— start of Dataset entries —

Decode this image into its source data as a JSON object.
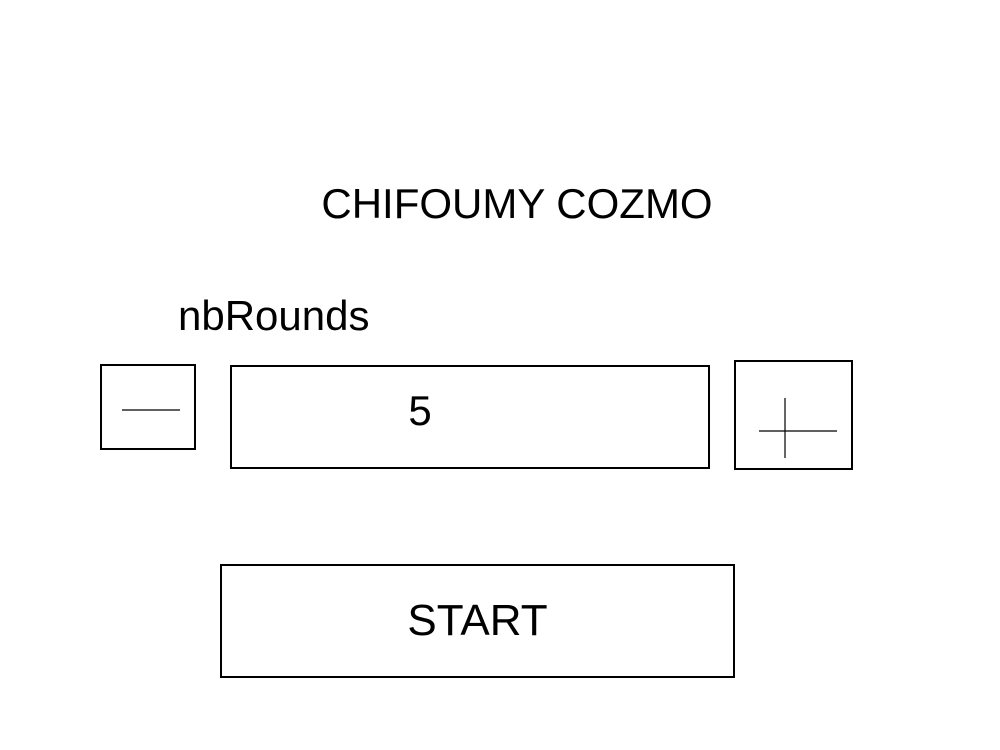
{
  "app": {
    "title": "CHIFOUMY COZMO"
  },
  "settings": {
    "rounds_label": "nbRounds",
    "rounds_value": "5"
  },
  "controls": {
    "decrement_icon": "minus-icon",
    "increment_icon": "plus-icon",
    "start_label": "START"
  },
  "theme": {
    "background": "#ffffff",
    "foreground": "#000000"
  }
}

— end of Dataset entries —

What to do. Without the pictures, output the full listing exactly as it stands.

Written solution.
Decode this image into its source data as a JSON object.
{
  "app": {
    "title": "CHIFOUMY COZMO"
  },
  "settings": {
    "rounds_label": "nbRounds",
    "rounds_value": "5"
  },
  "controls": {
    "decrement_icon": "minus-icon",
    "increment_icon": "plus-icon",
    "start_label": "START"
  },
  "theme": {
    "background": "#ffffff",
    "foreground": "#000000"
  }
}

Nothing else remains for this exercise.